## INSTRUCTION
Set down the material below word for word, excluding the pictures.

>> Start DATA ROWS

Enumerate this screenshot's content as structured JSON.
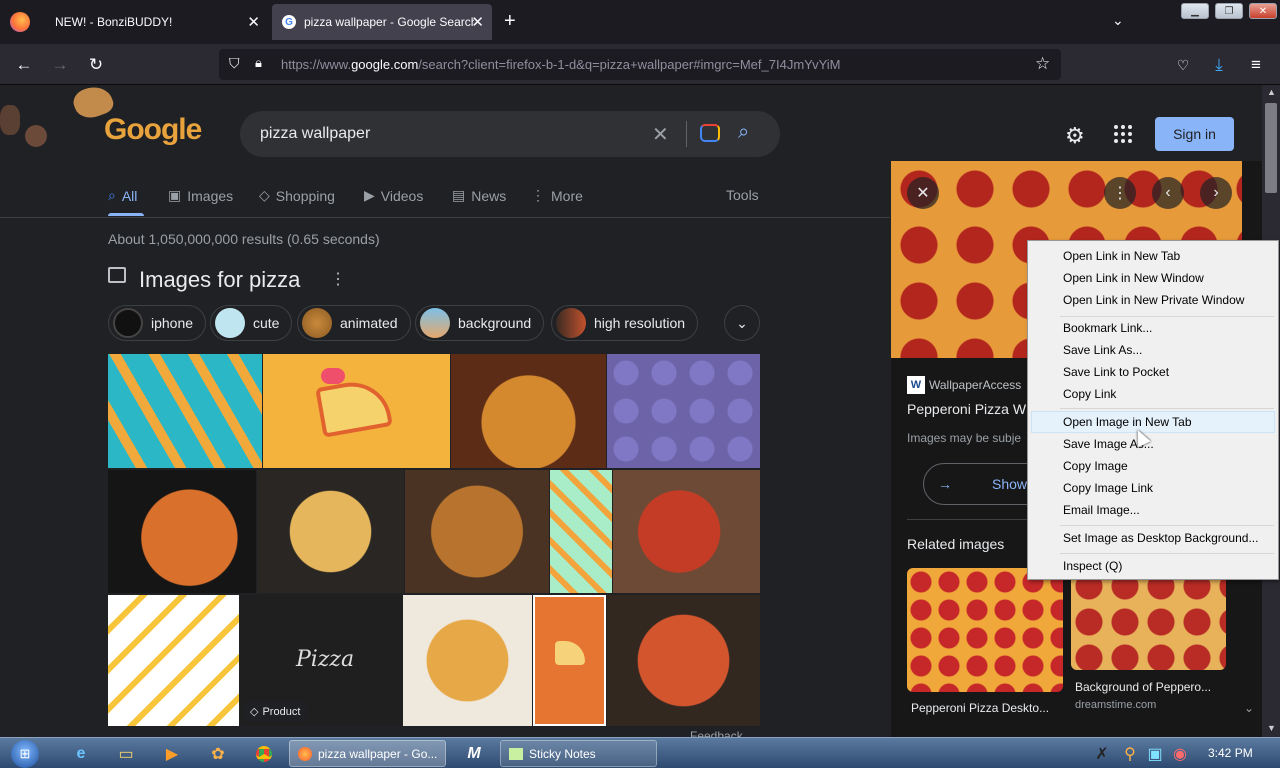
{
  "browser": {
    "tabs": [
      {
        "title": "NEW! - BonziBUDDY!"
      },
      {
        "title": "pizza wallpaper - Google Search"
      }
    ],
    "url_host_prefix": "https://www.",
    "url_host": "google.com",
    "url_rest": "/search?client=firefox-b-1-d&q=pizza+wallpaper#imgrc=Mef_7I4JmYvYiM"
  },
  "google": {
    "logo": "Google",
    "query": "pizza wallpaper",
    "sign_in": "Sign in",
    "nav_tabs": [
      "All",
      "Images",
      "Shopping",
      "Videos",
      "News",
      "More"
    ],
    "tools": "Tools",
    "stats": "About 1,050,000,000 results (0.65 seconds)",
    "images_heading": "Images for pizza",
    "chips": [
      "iphone",
      "cute",
      "animated",
      "background",
      "high resolution"
    ],
    "product_badge": "Product",
    "feedback": "Feedback"
  },
  "panel": {
    "source": "WallpaperAccess",
    "title": "Pepperoni Pizza W",
    "note": "Images may be subje",
    "visit_label": "Show",
    "related_heading": "Related images",
    "related": [
      {
        "caption": "Pepperoni Pizza Deskto...",
        "sub": ""
      },
      {
        "caption": "Background of Peppero...",
        "sub": "dreamstime.com"
      }
    ]
  },
  "context_menu": {
    "items": [
      "Open Link in New Tab",
      "Open Link in New Window",
      "Open Link in New Private Window",
      "Bookmark Link...",
      "Save Link As...",
      "Save Link to Pocket",
      "Copy Link",
      "Open Image in New Tab",
      "Save Image As...",
      "Copy Image",
      "Copy Image Link",
      "Email Image...",
      "Set Image as Desktop Background...",
      "Inspect (Q)"
    ],
    "highlighted": "Open Image in New Tab"
  },
  "taskbar": {
    "buttons": [
      "pizza wallpaper - Go...",
      "Sticky Notes"
    ],
    "clock": "3:42 PM"
  },
  "colors": {
    "accent": "#8ab4f8",
    "page_bg": "#202124",
    "pizza_red": "#b3261e",
    "pizza_yellow": "#f3b33d"
  }
}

>> End DATA ROWS

## FULL ANSWER
Enumerate this screenshot's content as structured JSON.
{
  "browser": {
    "tabs": [
      {
        "title": "NEW! - BonziBUDDY!"
      },
      {
        "title": "pizza wallpaper - Google Search"
      }
    ],
    "url_host_prefix": "https://www.",
    "url_host": "google.com",
    "url_rest": "/search?client=firefox-b-1-d&q=pizza+wallpaper#imgrc=Mef_7I4JmYvYiM"
  },
  "google": {
    "logo": "Google",
    "query": "pizza wallpaper",
    "sign_in": "Sign in",
    "nav_tabs": [
      "All",
      "Images",
      "Shopping",
      "Videos",
      "News",
      "More"
    ],
    "tools": "Tools",
    "stats": "About 1,050,000,000 results (0.65 seconds)",
    "images_heading": "Images for pizza",
    "chips": [
      "iphone",
      "cute",
      "animated",
      "background",
      "high resolution"
    ],
    "product_badge": "Product",
    "feedback": "Feedback"
  },
  "panel": {
    "source": "WallpaperAccess",
    "title": "Pepperoni Pizza W",
    "note": "Images may be subje",
    "visit_label": "Show",
    "related_heading": "Related images",
    "related": [
      {
        "caption": "Pepperoni Pizza Deskto...",
        "sub": ""
      },
      {
        "caption": "Background of Peppero...",
        "sub": "dreamstime.com"
      }
    ]
  },
  "context_menu": {
    "items": [
      "Open Link in New Tab",
      "Open Link in New Window",
      "Open Link in New Private Window",
      "Bookmark Link...",
      "Save Link As...",
      "Save Link to Pocket",
      "Copy Link",
      "Open Image in New Tab",
      "Save Image As...",
      "Copy Image",
      "Copy Image Link",
      "Email Image...",
      "Set Image as Desktop Background...",
      "Inspect (Q)"
    ],
    "highlighted": "Open Image in New Tab"
  },
  "taskbar": {
    "buttons": [
      "pizza wallpaper - Go...",
      "Sticky Notes"
    ],
    "clock": "3:42 PM"
  },
  "colors": {
    "accent": "#8ab4f8",
    "page_bg": "#202124",
    "pizza_red": "#b3261e",
    "pizza_yellow": "#f3b33d"
  }
}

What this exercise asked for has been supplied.